>> start Passage shown
From an epistemological point of view, a science can be defined by its object; but, this is not the case with a discipline. With a discipline, if it is a matter of field or domain (corpus) -- like French Studies, German or Russian Studies, Literary Studies, Film Studies, Canadian Studies, Medieval Studies, Religious Studies, Women's Studies, History or Humanities and Social Sciences --, it is basically an institutional classification, from a spectacular or transcendent point of view for academic and administrative reasons or purposes. These purposes are ideological, political and economic or historical and social ones, and involve work, jobs, professions, faculty, labor unions, the establishement, social classes, etc. In this way, the discipline of (by) the institution leads to the institution of (for) the discipline, to its institutionalization: the transcendence of discipline (or religion) inverts itself in the discipline of transcendence, in the "religion of transcendence" [see Marcel Gauchet. Le désenchantement du monde, p. 68] -- into indoctrination!...

SECOND PART: The discipline of immanence

If one exchanges the thematic and historical point of view for a methodological one, one is able to distinguish between a discipline (or disciplines) and discipline as a framework for thought, and maybe substitute the latter for the former.
>> end Passage shown
>> start Data extract
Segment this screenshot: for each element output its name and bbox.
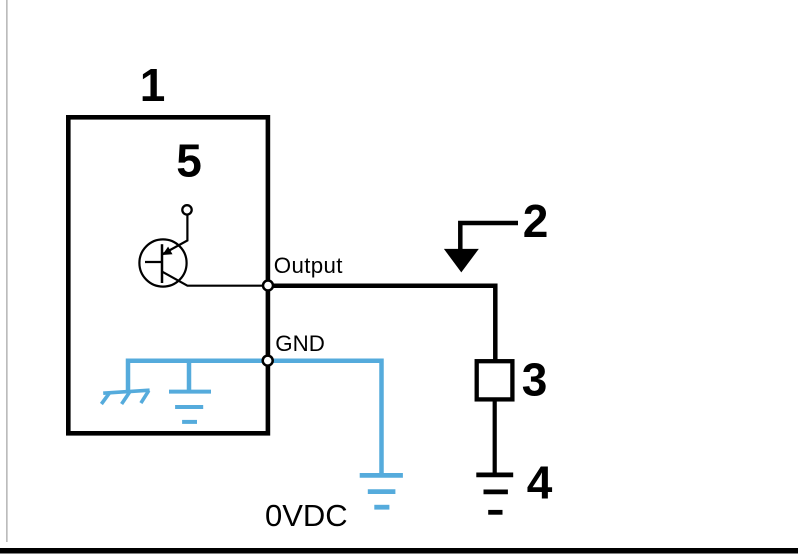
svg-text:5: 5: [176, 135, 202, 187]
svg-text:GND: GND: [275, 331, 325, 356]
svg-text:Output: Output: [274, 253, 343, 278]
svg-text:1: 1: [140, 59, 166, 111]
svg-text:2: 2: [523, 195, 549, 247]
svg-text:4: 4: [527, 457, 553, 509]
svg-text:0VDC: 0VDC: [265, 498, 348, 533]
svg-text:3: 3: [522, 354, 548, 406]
>> end Data extract
>> start Data extract
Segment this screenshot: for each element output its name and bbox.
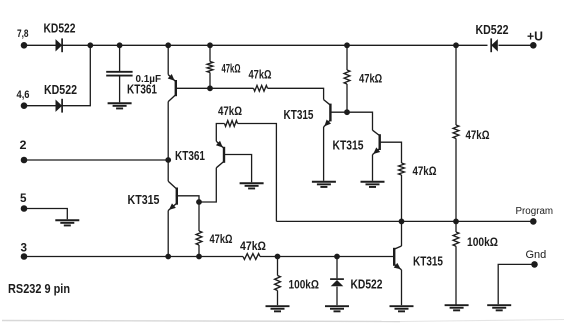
>> end Data extract
**Problem statement**
In the passage on discipline, the sentence beginning "These purposes are" describes those purposes with several adjectives. List every one of them. The records have no connection to the text about discipline.

**Solution to this problem**
ideological, political, economic, historical, social